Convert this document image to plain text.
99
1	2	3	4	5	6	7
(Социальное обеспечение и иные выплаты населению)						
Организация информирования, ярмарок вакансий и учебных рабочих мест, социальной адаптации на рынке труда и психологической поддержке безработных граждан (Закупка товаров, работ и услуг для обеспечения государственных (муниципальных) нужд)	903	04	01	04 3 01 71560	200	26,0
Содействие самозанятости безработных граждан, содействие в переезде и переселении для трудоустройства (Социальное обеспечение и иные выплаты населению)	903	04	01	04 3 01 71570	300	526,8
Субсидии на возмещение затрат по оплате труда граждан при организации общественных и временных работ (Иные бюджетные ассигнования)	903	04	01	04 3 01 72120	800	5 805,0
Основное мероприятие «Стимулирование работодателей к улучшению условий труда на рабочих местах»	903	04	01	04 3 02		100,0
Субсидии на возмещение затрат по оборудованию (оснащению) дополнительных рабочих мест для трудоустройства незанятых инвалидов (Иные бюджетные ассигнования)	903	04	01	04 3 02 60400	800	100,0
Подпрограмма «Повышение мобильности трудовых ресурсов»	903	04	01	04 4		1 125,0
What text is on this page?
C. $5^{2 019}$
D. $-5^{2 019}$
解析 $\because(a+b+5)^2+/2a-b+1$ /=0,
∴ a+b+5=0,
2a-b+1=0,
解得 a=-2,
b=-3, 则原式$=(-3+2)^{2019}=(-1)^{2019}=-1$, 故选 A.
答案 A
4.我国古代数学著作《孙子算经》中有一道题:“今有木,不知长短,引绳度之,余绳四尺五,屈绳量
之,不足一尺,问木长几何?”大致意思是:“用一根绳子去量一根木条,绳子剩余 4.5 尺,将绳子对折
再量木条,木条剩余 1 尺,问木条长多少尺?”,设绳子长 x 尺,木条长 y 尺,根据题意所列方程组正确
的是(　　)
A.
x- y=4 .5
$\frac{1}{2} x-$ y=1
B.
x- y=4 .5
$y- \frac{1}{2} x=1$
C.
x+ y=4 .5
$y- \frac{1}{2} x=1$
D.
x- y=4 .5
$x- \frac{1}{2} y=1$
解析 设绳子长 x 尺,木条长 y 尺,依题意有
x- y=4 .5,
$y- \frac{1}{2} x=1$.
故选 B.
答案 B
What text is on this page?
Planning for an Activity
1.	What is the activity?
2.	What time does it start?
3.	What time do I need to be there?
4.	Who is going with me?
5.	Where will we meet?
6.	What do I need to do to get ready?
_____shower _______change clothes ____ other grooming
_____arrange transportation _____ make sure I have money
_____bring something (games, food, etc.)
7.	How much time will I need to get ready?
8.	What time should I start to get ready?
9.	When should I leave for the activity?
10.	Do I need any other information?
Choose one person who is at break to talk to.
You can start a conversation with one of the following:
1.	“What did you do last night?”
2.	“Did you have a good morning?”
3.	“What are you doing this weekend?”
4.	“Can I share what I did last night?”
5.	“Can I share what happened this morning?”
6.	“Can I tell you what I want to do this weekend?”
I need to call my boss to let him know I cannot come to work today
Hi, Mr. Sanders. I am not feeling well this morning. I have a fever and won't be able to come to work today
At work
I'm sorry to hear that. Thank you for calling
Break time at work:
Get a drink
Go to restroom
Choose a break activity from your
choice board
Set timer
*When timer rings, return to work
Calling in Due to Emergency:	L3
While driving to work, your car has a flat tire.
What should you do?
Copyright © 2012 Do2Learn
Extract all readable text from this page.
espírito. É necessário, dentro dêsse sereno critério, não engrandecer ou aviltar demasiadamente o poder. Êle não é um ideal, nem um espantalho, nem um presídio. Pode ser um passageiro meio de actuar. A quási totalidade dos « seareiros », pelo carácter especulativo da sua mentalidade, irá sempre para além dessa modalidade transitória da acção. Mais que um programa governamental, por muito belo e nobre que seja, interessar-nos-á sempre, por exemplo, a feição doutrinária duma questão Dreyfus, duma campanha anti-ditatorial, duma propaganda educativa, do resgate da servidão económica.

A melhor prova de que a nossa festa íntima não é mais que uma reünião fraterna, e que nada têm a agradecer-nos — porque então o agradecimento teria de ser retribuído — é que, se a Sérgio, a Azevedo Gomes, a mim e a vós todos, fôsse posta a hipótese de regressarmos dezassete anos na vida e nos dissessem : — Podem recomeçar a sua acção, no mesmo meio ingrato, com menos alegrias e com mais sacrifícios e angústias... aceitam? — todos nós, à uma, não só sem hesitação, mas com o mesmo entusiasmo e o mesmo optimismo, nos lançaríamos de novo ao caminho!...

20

■ Task requirements:
Write out the data again, exactly and in full.

■ Exercise solution:
Convert this document image to plain text.
99
1	2	3	4	5	6	7
(Социальное обеспечение и иные выплаты населению)						
Организация информирования, ярмарок вакансий и учебных рабочих мест, социальной адаптации на рынке труда и психологической поддержке безработных граждан (Закупка товаров, работ и услуг для обеспечения государственных (муниципальных) нужд)	903	04	01	04 3 01 71560	200	26,0
Содействие самозанятости безработных граждан, содействие в переезде и переселении для трудоустройства (Социальное обеспечение и иные выплаты населению)	903	04	01	04 3 01 71570	300	526,8
Субсидии на возмещение затрат по оплате труда граждан при организации общественных и временных работ (Иные бюджетные ассигнования)	903	04	01	04 3 01 72120	800	5 805,0
Основное мероприятие «Стимулирование работодателей к улучшению условий труда на рабочих местах»	903	04	01	04 3 02		100,0
Субсидии на возмещение затрат по оборудованию (оснащению) дополнительных рабочих мест для трудоустройства незанятых инвалидов (Иные бюджетные ассигнования)	903	04	01	04 3 02 60400	800	100,0
Подпрограмма «Повышение мобильности трудовых ресурсов»	903	04	01	04 4		1 125,0
What text is on this page?
C. $5^{2 019}$
D. $-5^{2 019}$
解析 $\because(a+b+5)^2+/2a-b+1$ /=0,
∴ a+b+5=0,
2a-b+1=0,
解得 a=-2,
b=-3, 则原式$=(-3+2)^{2019}=(-1)^{2019}=-1$, 故选 A.
答案 A
4.我国古代数学著作《孙子算经》中有一道题:“今有木,不知长短,引绳度之,余绳四尺五,屈绳量
之,不足一尺,问木长几何?”大致意思是:“用一根绳子去量一根木条,绳子剩余 4.5 尺,将绳子对折
再量木条,木条剩余 1 尺,问木条长多少尺?”,设绳子长 x 尺,木条长 y 尺,根据题意所列方程组正确
的是(　　)
A.
x- y=4 .5
$\frac{1}{2} x-$ y=1
B.
x- y=4 .5
$y- \frac{1}{2} x=1$
C.
x+ y=4 .5
$y- \frac{1}{2} x=1$
D.
x- y=4 .5
$x- \frac{1}{2} y=1$
解析 设绳子长 x 尺,木条长 y 尺,依题意有
x- y=4 .5,
$y- \frac{1}{2} x=1$.
故选 B.
答案 B
What text is on this page?
Planning for an Activity
1.	What is the activity?
2.	What time does it start?
3.	What time do I need to be there?
4.	Who is going with me?
5.	Where will we meet?
6.	What do I need to do to get ready?
_____shower _______change clothes ____ other grooming
_____arrange transportation _____ make sure I have money
_____bring something (games, food, etc.)
7.	How much time will I need to get ready?
8.	What time should I start to get ready?
9.	When should I leave for the activity?
10.	Do I need any other information?
Choose one person who is at break to talk to.
You can start a conversation with one of the following:
1.	“What did you do last night?”
2.	“Did you have a good morning?”
3.	“What are you doing this weekend?”
4.	“Can I share what I did last night?”
5.	“Can I share what happened this morning?”
6.	“Can I tell you what I want to do this weekend?”
I need to call my boss to let him know I cannot come to work today
Hi, Mr. Sanders. I am not feeling well this morning. I have a fever and won't be able to come to work today
At work
I'm sorry to hear that. Thank you for calling
Break time at work:
Get a drink
Go to restroom
Choose a break activity from your
choice board
Set timer
*When timer rings, return to work
Calling in Due to Emergency:	L3
While driving to work, your car has a flat tire.
What should you do?
Copyright © 2012 Do2Learn
Extract all readable text from this page.
espírito. É necessário, dentro dêsse sereno critério, não engrandecer ou aviltar demasiadamente o poder. Êle não é um ideal, nem um espantalho, nem um presídio. Pode ser um passageiro meio de actuar. A quási totalidade dos « seareiros », pelo carácter especulativo da sua mentalidade, irá sempre para além dessa modalidade transitória da acção. Mais que um programa governamental, por muito belo e nobre que seja, interessar-nos-á sempre, por exemplo, a feição doutrinária duma questão Dreyfus, duma campanha anti-ditatorial, duma propaganda educativa, do resgate da servidão económica.

A melhor prova de que a nossa festa íntima não é mais que uma reünião fraterna, e que nada têm a agradecer-nos — porque então o agradecimento teria de ser retribuído — é que, se a Sérgio, a Azevedo Gomes, a mim e a vós todos, fôsse posta a hipótese de regressarmos dezassete anos na vida e nos dissessem : — Podem recomeçar a sua acção, no mesmo meio ingrato, com menos alegrias e com mais sacrifícios e angústias... aceitam? — todos nós, à uma, não só sem hesitação, mas com o mesmo entusiasmo e o mesmo optimismo, nos lançaríamos de novo ao caminho!...

20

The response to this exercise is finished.